__STATED GOAL__
From the post on teacher mindset, reproduce word for word the passage that begins with the words containing "User Generated Education" and ends with "educator him-or herself.".

=== GIVEN TEXT ===

User Generated Education

Education as it should be – passion-based.

Posts Tagged ‘teacher education

Developing a Flexible & Risk-Taking Mindset

with 4 comments

A flexible and risk-taking mindset rather than a fixed one will benefit all stakeholders in an educator’s realm: the educator’s learners, colleagues, her or his learners’ families, the community, the field of education-at-large, and of course, the educator him-or herself.

Mindset is defined as “a set of assumptions, methods, or notations held by one or more people or groups of people that is so established that it creates a powerful incentive within these people or groups to continue to adopt or accept prior behaviors, choices, or tools.” (https://en.wikipedia.org/wiki/Mindset)

Given today’s climate in education systems, one based on accountability, scripted curriculum, and teaching to the teach, far too many teachers develop a fixed mindset. Many educators feel forced into a paradigm of teaching where they feel subjected to teaching practices outside of their control. Then when they are asked to engage in a process of continued growth and development, many profess: “I don’t have enough time.”, “I don’t have enough resources.”, “I need more training.”, “I need to teach using the textbook.” ,”I need to teach to the test.”, “I might lose control of the class.”, “I have always successful taught this way.”

=== DATA EXCERPTS ===

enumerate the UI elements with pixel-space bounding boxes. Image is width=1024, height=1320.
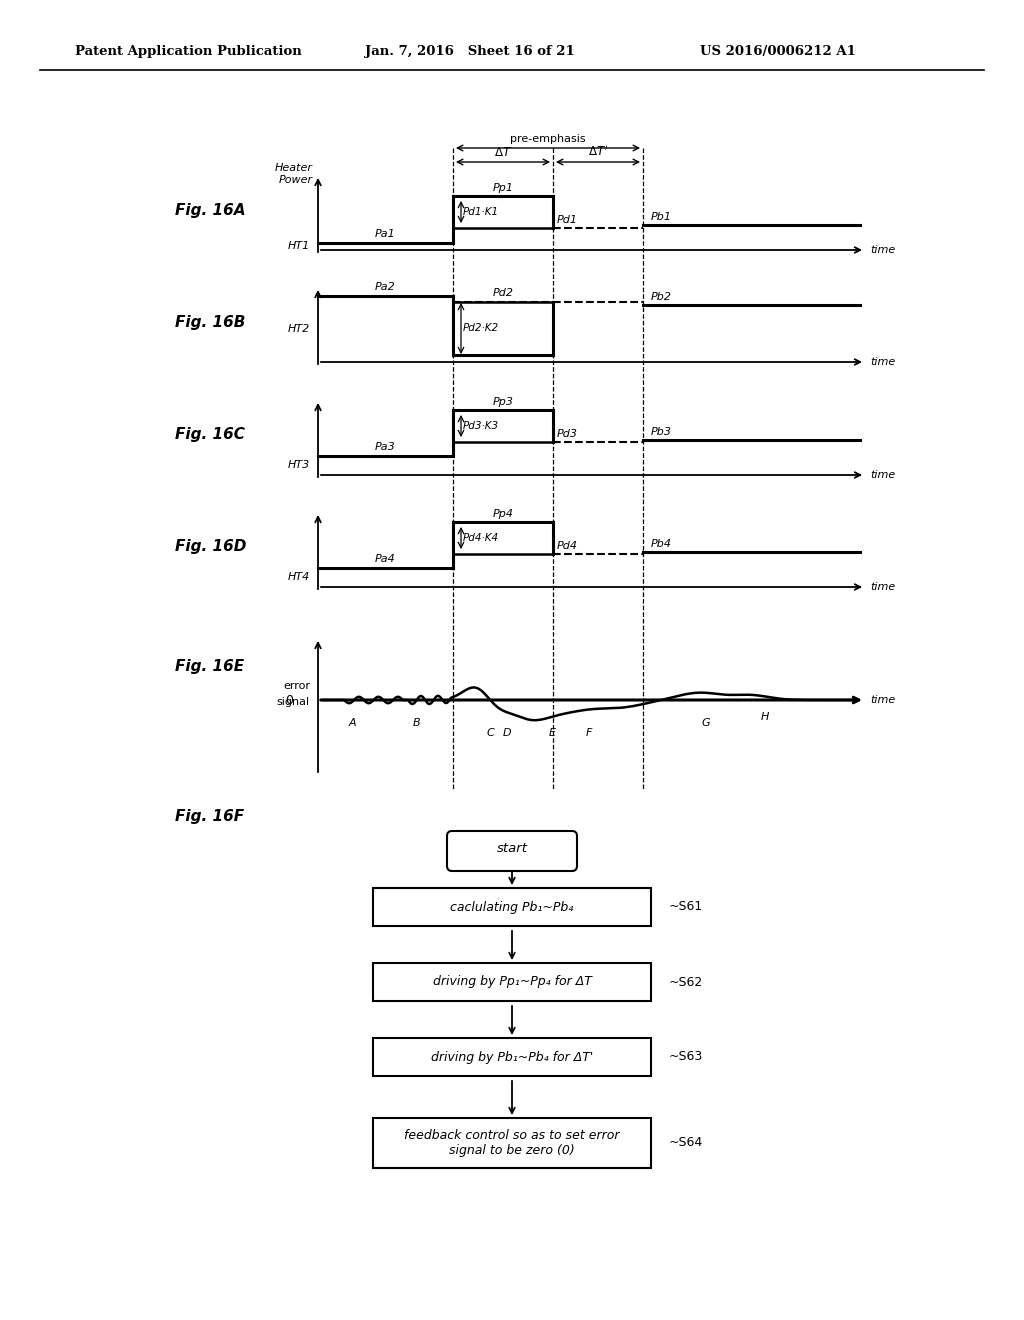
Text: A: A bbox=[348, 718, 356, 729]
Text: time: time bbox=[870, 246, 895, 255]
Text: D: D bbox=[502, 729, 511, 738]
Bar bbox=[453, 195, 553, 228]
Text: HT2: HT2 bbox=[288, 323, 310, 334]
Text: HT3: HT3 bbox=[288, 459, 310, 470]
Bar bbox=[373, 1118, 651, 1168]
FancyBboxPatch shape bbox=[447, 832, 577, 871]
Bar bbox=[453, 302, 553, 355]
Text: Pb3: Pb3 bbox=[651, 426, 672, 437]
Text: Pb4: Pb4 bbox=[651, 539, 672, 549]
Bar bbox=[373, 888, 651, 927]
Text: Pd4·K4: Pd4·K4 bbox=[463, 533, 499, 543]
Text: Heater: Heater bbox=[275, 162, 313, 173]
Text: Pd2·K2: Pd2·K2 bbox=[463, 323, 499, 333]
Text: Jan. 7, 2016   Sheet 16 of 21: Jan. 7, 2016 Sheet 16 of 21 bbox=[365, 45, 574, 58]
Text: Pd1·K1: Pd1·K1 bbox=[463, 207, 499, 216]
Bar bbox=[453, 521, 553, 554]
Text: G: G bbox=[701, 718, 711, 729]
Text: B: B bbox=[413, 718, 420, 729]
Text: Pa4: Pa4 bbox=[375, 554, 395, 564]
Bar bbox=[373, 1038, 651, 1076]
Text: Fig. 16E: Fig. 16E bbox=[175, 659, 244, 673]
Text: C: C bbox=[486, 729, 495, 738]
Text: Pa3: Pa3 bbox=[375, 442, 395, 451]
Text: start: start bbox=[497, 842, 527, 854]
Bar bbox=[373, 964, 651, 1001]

===

__RESPONSE__
User Generated Education

Education as it should be – passion-based.

Posts Tagged ‘teacher education

Developing a Flexible & Risk-Taking Mindset

with 4 comments

A flexible and risk-taking mindset rather than a fixed one will benefit all stakeholders in an educator’s realm: the educator’s learners, colleagues, her or his learners’ families, the community, the field of education-at-large, and of course, the educator him-or herself.